Each record is to be transcribed exactly.

┏━━

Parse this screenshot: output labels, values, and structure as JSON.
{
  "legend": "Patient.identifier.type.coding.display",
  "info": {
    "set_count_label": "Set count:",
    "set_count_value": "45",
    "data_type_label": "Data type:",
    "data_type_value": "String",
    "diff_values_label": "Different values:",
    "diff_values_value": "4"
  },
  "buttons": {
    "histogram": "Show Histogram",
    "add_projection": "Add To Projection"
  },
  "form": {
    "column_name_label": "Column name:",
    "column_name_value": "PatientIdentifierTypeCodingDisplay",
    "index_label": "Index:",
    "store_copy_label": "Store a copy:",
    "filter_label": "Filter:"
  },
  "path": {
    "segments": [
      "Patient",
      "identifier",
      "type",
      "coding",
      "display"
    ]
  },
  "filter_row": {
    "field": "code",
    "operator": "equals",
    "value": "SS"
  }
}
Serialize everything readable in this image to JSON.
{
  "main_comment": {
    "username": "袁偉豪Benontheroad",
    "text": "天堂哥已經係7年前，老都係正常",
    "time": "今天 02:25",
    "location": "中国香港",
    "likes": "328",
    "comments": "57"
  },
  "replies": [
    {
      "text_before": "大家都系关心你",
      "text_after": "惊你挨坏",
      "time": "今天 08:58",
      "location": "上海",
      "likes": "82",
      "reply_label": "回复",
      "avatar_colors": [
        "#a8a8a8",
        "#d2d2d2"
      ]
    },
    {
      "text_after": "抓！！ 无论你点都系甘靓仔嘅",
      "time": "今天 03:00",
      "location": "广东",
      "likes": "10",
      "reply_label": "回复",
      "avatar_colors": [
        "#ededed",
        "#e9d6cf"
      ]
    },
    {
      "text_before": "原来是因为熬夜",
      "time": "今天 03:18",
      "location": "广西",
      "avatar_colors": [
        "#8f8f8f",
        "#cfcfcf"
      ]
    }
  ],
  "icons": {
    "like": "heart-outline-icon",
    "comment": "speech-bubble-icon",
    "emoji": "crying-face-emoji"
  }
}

┗━━

--- Task result ---
Parse this screenshot: output labels, values, and structure as JSON.
{
  "legend": "Patient.identifier.type.coding.display",
  "info": {
    "set_count_label": "Set count:",
    "set_count_value": "45",
    "data_type_label": "Data type:",
    "data_type_value": "String",
    "diff_values_label": "Different values:",
    "diff_values_value": "4"
  },
  "buttons": {
    "histogram": "Show Histogram",
    "add_projection": "Add To Projection"
  },
  "form": {
    "column_name_label": "Column name:",
    "column_name_value": "PatientIdentifierTypeCodingDisplay",
    "index_label": "Index:",
    "store_copy_label": "Store a copy:",
    "filter_label": "Filter:"
  },
  "path": {
    "segments": [
      "Patient",
      "identifier",
      "type",
      "coding",
      "display"
    ]
  },
  "filter_row": {
    "field": "code",
    "operator": "equals",
    "value": "SS"
  }
}
Serialize everything readable in this image to JSON.
{
  "main_comment": {
    "username": "袁偉豪Benontheroad",
    "text": "天堂哥已經係7年前，老都係正常",
    "time": "今天 02:25",
    "location": "中国香港",
    "likes": "328",
    "comments": "57"
  },
  "replies": [
    {
      "text_before": "大家都系关心你",
      "text_after": "惊你挨坏",
      "time": "今天 08:58",
      "location": "上海",
      "likes": "82",
      "reply_label": "回复",
      "avatar_colors": [
        "#a8a8a8",
        "#d2d2d2"
      ]
    },
    {
      "text_after": "抓！！ 无论你点都系甘靓仔嘅",
      "time": "今天 03:00",
      "location": "广东",
      "likes": "10",
      "reply_label": "回复",
      "avatar_colors": [
        "#ededed",
        "#e9d6cf"
      ]
    },
    {
      "text_before": "原来是因为熬夜",
      "time": "今天 03:18",
      "location": "广西",
      "avatar_colors": [
        "#8f8f8f",
        "#cfcfcf"
      ]
    }
  ],
  "icons": {
    "like": "heart-outline-icon",
    "comment": "speech-bubble-icon",
    "emoji": "crying-face-emoji"
  }
}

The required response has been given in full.